• _WHAT TO PRODUCE_
Copy out the complete listing, word for word.

• _SUPPLIED MATERIAL_
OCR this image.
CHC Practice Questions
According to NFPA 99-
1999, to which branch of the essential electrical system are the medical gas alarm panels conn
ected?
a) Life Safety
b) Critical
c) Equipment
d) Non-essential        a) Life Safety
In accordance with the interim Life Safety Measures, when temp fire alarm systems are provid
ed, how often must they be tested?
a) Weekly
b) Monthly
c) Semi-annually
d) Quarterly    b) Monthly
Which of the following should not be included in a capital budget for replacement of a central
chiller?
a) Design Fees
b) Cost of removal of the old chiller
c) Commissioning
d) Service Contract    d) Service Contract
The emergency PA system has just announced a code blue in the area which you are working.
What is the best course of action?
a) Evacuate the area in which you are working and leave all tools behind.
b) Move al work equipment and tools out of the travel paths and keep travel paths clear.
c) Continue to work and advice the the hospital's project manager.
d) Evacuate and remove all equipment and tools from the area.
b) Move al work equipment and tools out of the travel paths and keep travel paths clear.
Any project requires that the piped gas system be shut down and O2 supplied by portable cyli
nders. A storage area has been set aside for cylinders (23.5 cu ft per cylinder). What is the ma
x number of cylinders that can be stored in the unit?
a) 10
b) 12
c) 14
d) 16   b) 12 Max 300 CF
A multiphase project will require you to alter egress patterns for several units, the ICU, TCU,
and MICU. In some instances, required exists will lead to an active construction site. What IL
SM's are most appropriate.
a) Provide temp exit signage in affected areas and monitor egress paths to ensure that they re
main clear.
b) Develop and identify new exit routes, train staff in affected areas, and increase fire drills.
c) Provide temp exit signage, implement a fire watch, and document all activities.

• _THE ANSWER_
OCR this image.
CHC Practice Questions
According to NFPA 99-
1999, to which branch of the essential electrical system are the medical gas alarm panels conn
ected?
a) Life Safety
b) Critical
c) Equipment
d) Non-essential        a) Life Safety
In accordance with the interim Life Safety Measures, when temp fire alarm systems are provid
ed, how often must they be tested?
a) Weekly
b) Monthly
c) Semi-annually
d) Quarterly    b) Monthly
Which of the following should not be included in a capital budget for replacement of a central
chiller?
a) Design Fees
b) Cost of removal of the old chiller
c) Commissioning
d) Service Contract    d) Service Contract
The emergency PA system has just announced a code blue in the area which you are working.
What is the best course of action?
a) Evacuate the area in which you are working and leave all tools behind.
b) Move al work equipment and tools out of the travel paths and keep travel paths clear.
c) Continue to work and advice the the hospital's project manager.
d) Evacuate and remove all equipment and tools from the area.
b) Move al work equipment and tools out of the travel paths and keep travel paths clear.
Any project requires that the piped gas system be shut down and O2 supplied by portable cyli
nders. A storage area has been set aside for cylinders (23.5 cu ft per cylinder). What is the ma
x number of cylinders that can be stored in the unit?
a) 10
b) 12
c) 14
d) 16   b) 12 Max 300 CF
A multiphase project will require you to alter egress patterns for several units, the ICU, TCU,
and MICU. In some instances, required exists will lead to an active construction site. What IL
SM's are most appropriate.
a) Provide temp exit signage in affected areas and monitor egress paths to ensure that they re
main clear.
b) Develop and identify new exit routes, train staff in affected areas, and increase fire drills.
c) Provide temp exit signage, implement a fire watch, and document all activities.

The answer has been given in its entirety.